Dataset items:
^^^^
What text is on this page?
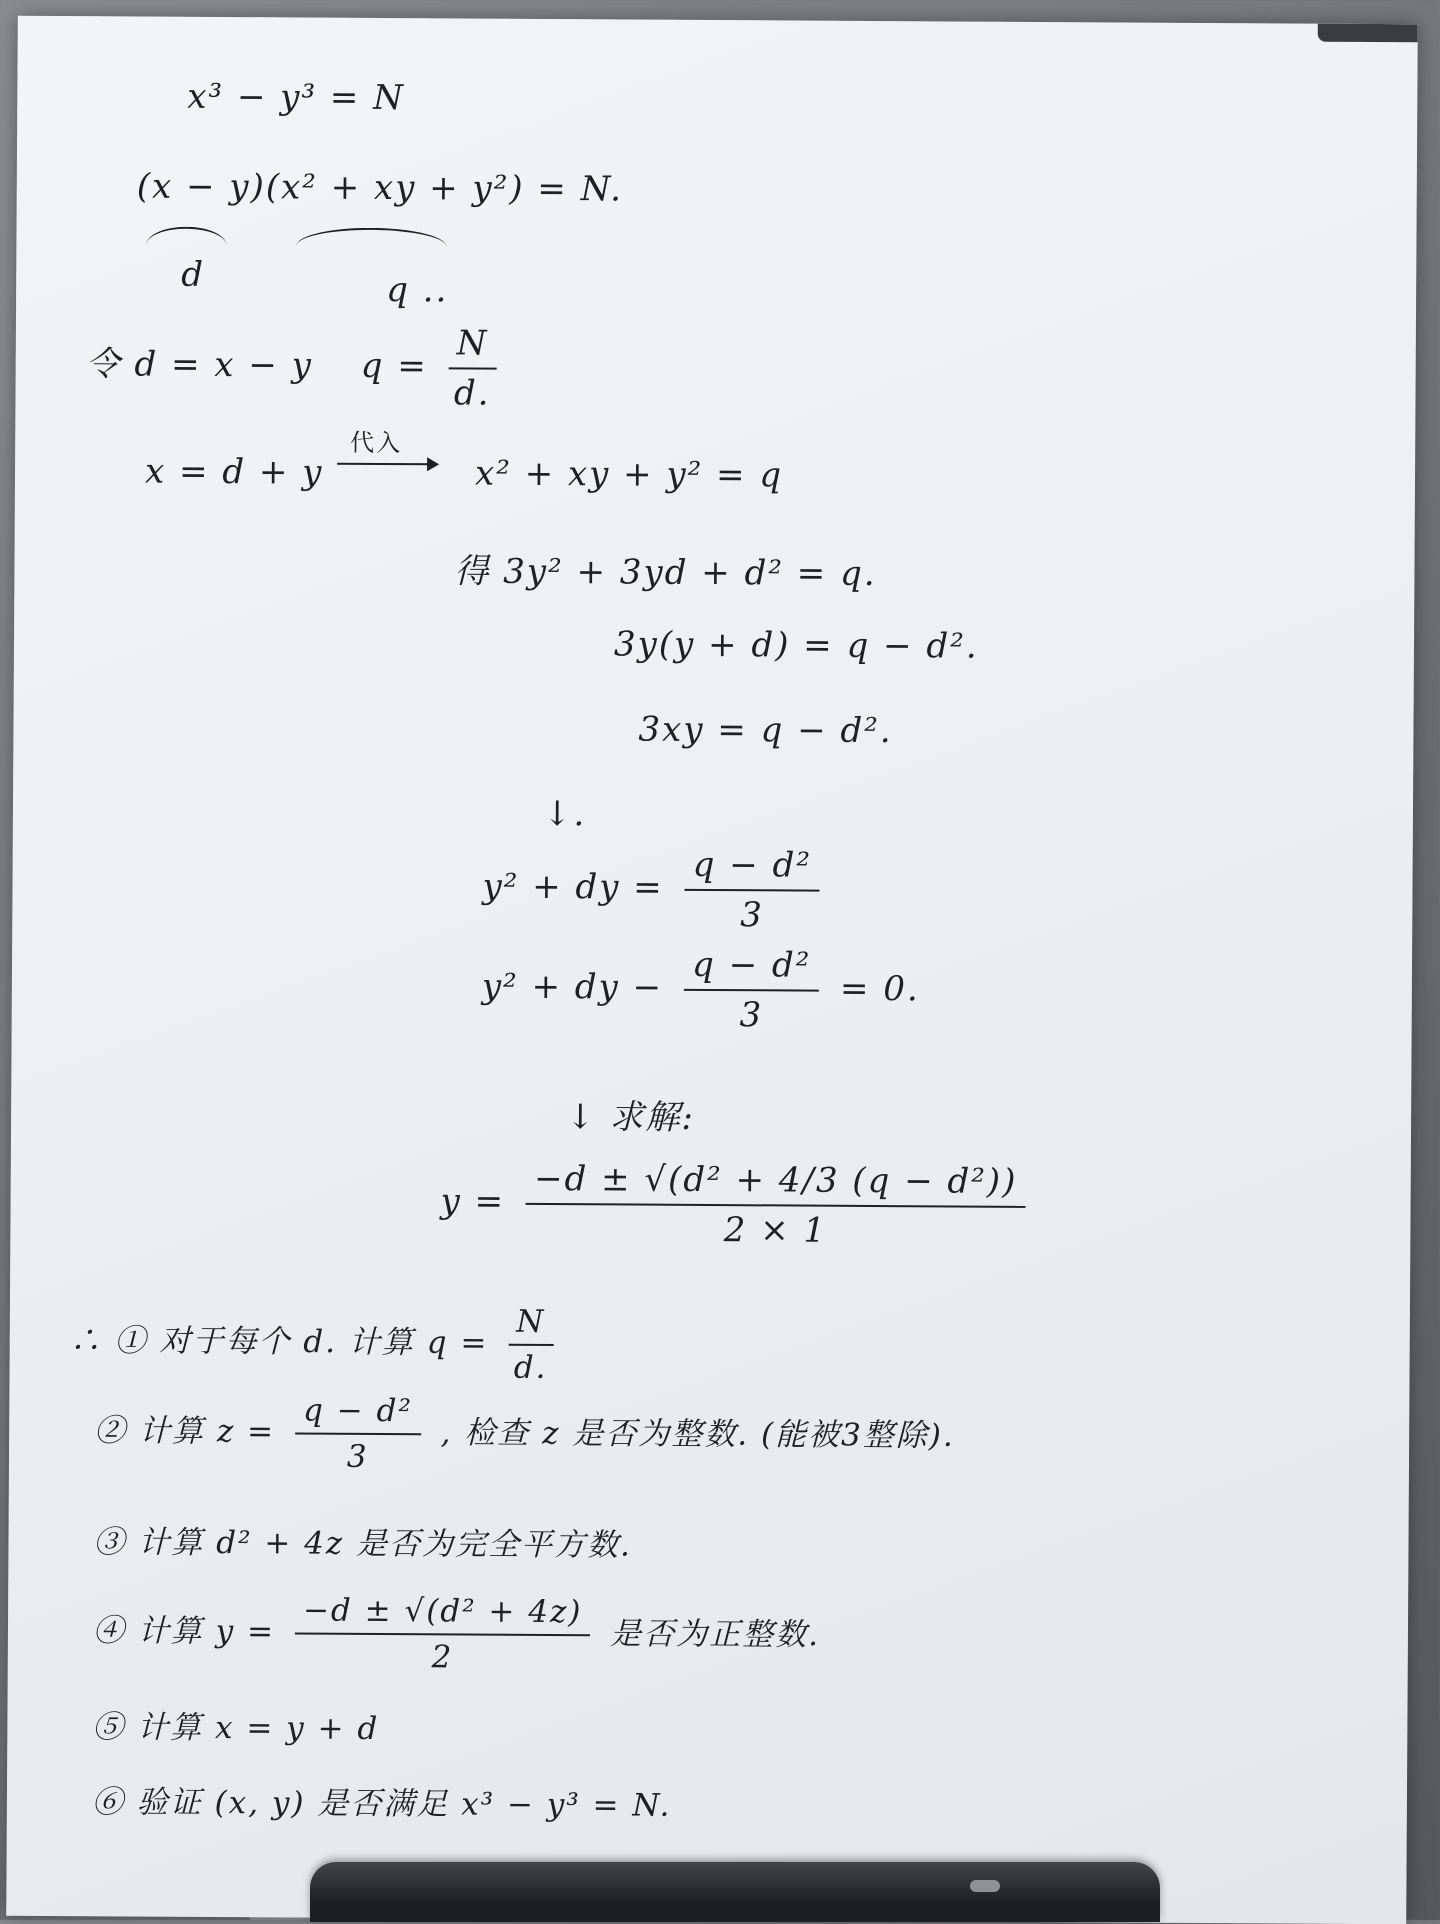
x³ − y³ = N
(x − y)(x² + xy + y²) = N.
d	q ..
令 d = x − y $q = \frac{N}{d.}$
x = d + y
代入
x² + xy + y² = q
得 3y² + 3yd + d² = q.
3y(y + d) = q − d².
3xy = q − d².
↓.
y² + dy = $\frac{\text{q − d²}}{3}$
y² + dy − $\frac{\text{q − d²}}{3} = 0$.
↓ 求解:
$y = \frac{\text{−d ± √(d² + 4/3 (q − d²))}}{2 \times 1}$
∴ ① 对于每个 d. 计算 $q = \frac{N}{d.}$
② 计算 $z = \frac{\text{q − d²}}{3}$ , 检查 z 是否为整数. (能被3整除).
③ 计算 d² + 4z 是否为完全平方数.
④ 计算 $y = \frac{\text{−d ± √(d² + 4z)}}{2}$ 是否为正整数.
⑤ 计算 x = y + d
⑥ 验证 (x, y) 是否满足 x³ − y³ = N.
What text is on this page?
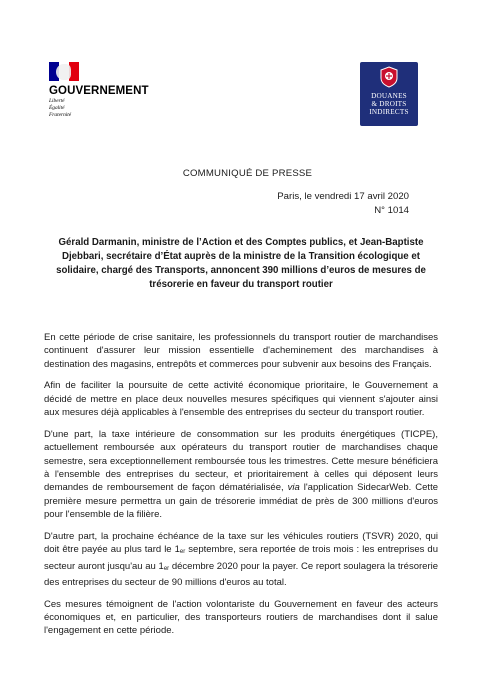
GOUVERNEMENT
Liberté
Égalité
Fraternité
DOUANES
& DROITS
INDIRECTS
COMMUNIQUÉ DE PRESSE
Paris, le vendredi 17 avril 2020
N° 1014
Gérald Darmanin, ministre de l’Action et des Comptes publics, et Jean-Baptiste Djebbari, secrétaire d’État auprès de la ministre de la Transition écologique et solidaire, chargé des Transports, annoncent 390 millions d’euros de mesures de trésorerie en faveur du transport routier

En cette période de crise sanitaire, les professionnels du transport routier de marchandises continuent d'assurer leur mission essentielle d'acheminement des marchandises à destination des magasins, entrepôts et commerces pour subvenir aux besoins des Français.

Afin de faciliter la poursuite de cette activité économique prioritaire, le Gouvernement a décidé de mettre en place deux nouvelles mesures spécifiques qui viennent s'ajouter ainsi aux mesures déjà applicables à l'ensemble des entreprises du secteur du transport routier.

D'une part, la taxe intérieure de consommation sur les produits énergétiques (TICPE), actuellement remboursée aux opérateurs du transport routier de marchandises chaque semestre, sera exceptionnellement remboursée tous les trimestres. Cette mesure bénéficiera à l'ensemble des entreprises du secteur, et prioritairement à celles qui déposent leurs demandes de remboursement de façon dématérialisée, via l'application SidecarWeb. Cette première mesure permettra un gain de trésorerie immédiat de près de 300 millions d'euros pour l'ensemble de la filière.

D'autre part, la prochaine échéance de la taxe sur les véhicules routiers (TSVR) 2020, qui doit être payée au plus tard le 1er septembre, sera reportée de trois mois : les entreprises du secteur auront jusqu'au au 1er décembre 2020 pour la payer. Ce report soulagera la trésorerie des entreprises du secteur de 90 millions d'euros au total.

Ces mesures témoignent de l'action volontariste du Gouvernement en faveur des acteurs économiques et, en particulier, des transporteurs routiers de marchandises dont il salue l'engagement en cette période.
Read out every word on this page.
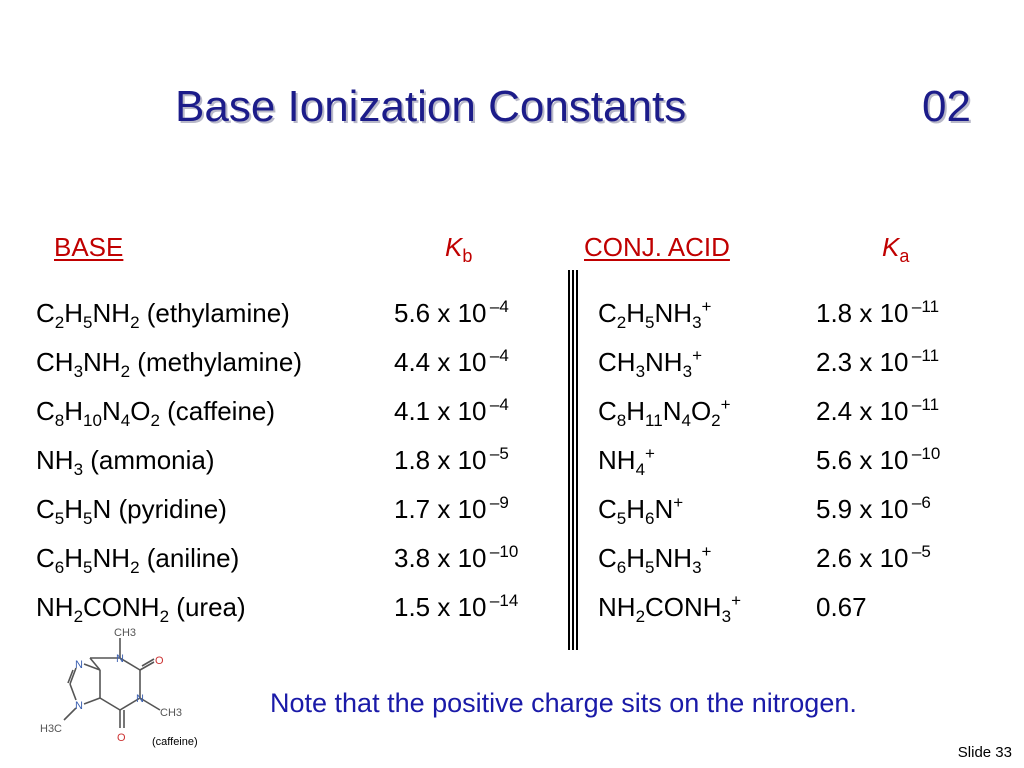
Base Ionization Constants	02
BASE	$K_b$	CONJ. ACID	$K_a$
$C_2H_5NH_2$ (ethylamine)	5.6 x 10 $^{-4}$	$C_2H_5NH_3^+$	1.8 x 10 $^{-11}$
$CH_3NH_2$ (methylamine)	4.4 x 10 $^{-4}$	$CH_3NH_3^+$	2.3 x 10 $^{-11}$
$C_8H_{10}N_4O_2$ (caffeine)	4.1 x 10 $^{-4}$	$C_8H_{11}N_4O_2^+$	2.4 x 10 $^{-11}$
$NH_3$ (ammonia)	1.8 x 10 $^{-5}$	$NH_4^+$	5.6 x 10 $^{-10}$
$C_5H_5N$ (pyridine)	1.7 x 10 $^{-9}$	$C_5H_6N^+$	5.9 x 10 $^{-6}$
$C_6H_5NH_2$ (aniline)	3.8 x 10 $^{-10}$	$C_6H_5NH_3^+$	2.6 x 10 $^{-5}$
$NH_2CONH_2$ (urea)	1.5 x 10 $^{-14}$	$NH_2CONH_3^+$	0.67
CH3
N	O
N
CH3
N
N
O
H3C
(caffeine)
Note that the positive charge sits on the nitrogen.
Slide 33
^^^^
Work to complete: Please write out all of the material above without changing a word, and omit any pictures.

Written solution:
What text is on this page?
x³ − y³ = N
(x − y)(x² + xy + y²) = N.
d	q ..
令 d = x − y $q = \frac{N}{d.}$
x = d + y
代入
x² + xy + y² = q
得 3y² + 3yd + d² = q.
3y(y + d) = q − d².
3xy = q − d².
↓.
y² + dy = $\frac{\text{q − d²}}{3}$
y² + dy − $\frac{\text{q − d²}}{3} = 0$.
↓ 求解:
$y = \frac{\text{−d ± √(d² + 4/3 (q − d²))}}{2 \times 1}$
∴ ① 对于每个 d. 计算 $q = \frac{N}{d.}$
② 计算 $z = \frac{\text{q − d²}}{3}$ , 检查 z 是否为整数. (能被3整除).
③ 计算 d² + 4z 是否为完全平方数.
④ 计算 $y = \frac{\text{−d ± √(d² + 4z)}}{2}$ 是否为正整数.
⑤ 计算 x = y + d
⑥ 验证 (x, y) 是否满足 x³ − y³ = N.
What text is on this page?
GOUVERNEMENT
Liberté
Égalité
Fraternité
DOUANES
& DROITS
INDIRECTS
COMMUNIQUÉ DE PRESSE
Paris, le vendredi 17 avril 2020
N° 1014
Gérald Darmanin, ministre de l’Action et des Comptes publics, et Jean-Baptiste Djebbari, secrétaire d’État auprès de la ministre de la Transition écologique et solidaire, chargé des Transports, annoncent 390 millions d’euros de mesures de trésorerie en faveur du transport routier

En cette période de crise sanitaire, les professionnels du transport routier de marchandises continuent d'assurer leur mission essentielle d'acheminement des marchandises à destination des magasins, entrepôts et commerces pour subvenir aux besoins des Français.

Afin de faciliter la poursuite de cette activité économique prioritaire, le Gouvernement a décidé de mettre en place deux nouvelles mesures spécifiques qui viennent s'ajouter ainsi aux mesures déjà applicables à l'ensemble des entreprises du secteur du transport routier.

D'une part, la taxe intérieure de consommation sur les produits énergétiques (TICPE), actuellement remboursée aux opérateurs du transport routier de marchandises chaque semestre, sera exceptionnellement remboursée tous les trimestres. Cette mesure bénéficiera à l'ensemble des entreprises du secteur, et prioritairement à celles qui déposent leurs demandes de remboursement de façon dématérialisée, via l'application SidecarWeb. Cette première mesure permettra un gain de trésorerie immédiat de près de 300 millions d'euros pour l'ensemble de la filière.

D'autre part, la prochaine échéance de la taxe sur les véhicules routiers (TSVR) 2020, qui doit être payée au plus tard le 1er septembre, sera reportée de trois mois : les entreprises du secteur auront jusqu'au au 1er décembre 2020 pour la payer. Ce report soulagera la trésorerie des entreprises du secteur de 90 millions d'euros au total.

Ces mesures témoignent de l'action volontariste du Gouvernement en faveur des acteurs économiques et, en particulier, des transporteurs routiers de marchandises dont il salue l'engagement en cette période.
Read out every word on this page.
Base Ionization Constants	02
BASE	$K_b$	CONJ. ACID	$K_a$
$C_2H_5NH_2$ (ethylamine)	5.6 x 10 $^{-4}$	$C_2H_5NH_3^+$	1.8 x 10 $^{-11}$
$CH_3NH_2$ (methylamine)	4.4 x 10 $^{-4}$	$CH_3NH_3^+$	2.3 x 10 $^{-11}$
$C_8H_{10}N_4O_2$ (caffeine)	4.1 x 10 $^{-4}$	$C_8H_{11}N_4O_2^+$	2.4 x 10 $^{-11}$
$NH_3$ (ammonia)	1.8 x 10 $^{-5}$	$NH_4^+$	5.6 x 10 $^{-10}$
$C_5H_5N$ (pyridine)	1.7 x 10 $^{-9}$	$C_5H_6N^+$	5.9 x 10 $^{-6}$
$C_6H_5NH_2$ (aniline)	3.8 x 10 $^{-10}$	$C_6H_5NH_3^+$	2.6 x 10 $^{-5}$
$NH_2CONH_2$ (urea)	1.5 x 10 $^{-14}$	$NH_2CONH_3^+$	0.67
CH3
N	O
N
CH3
N
N
O
H3C
(caffeine)
Note that the positive charge sits on the nitrogen.
Slide 33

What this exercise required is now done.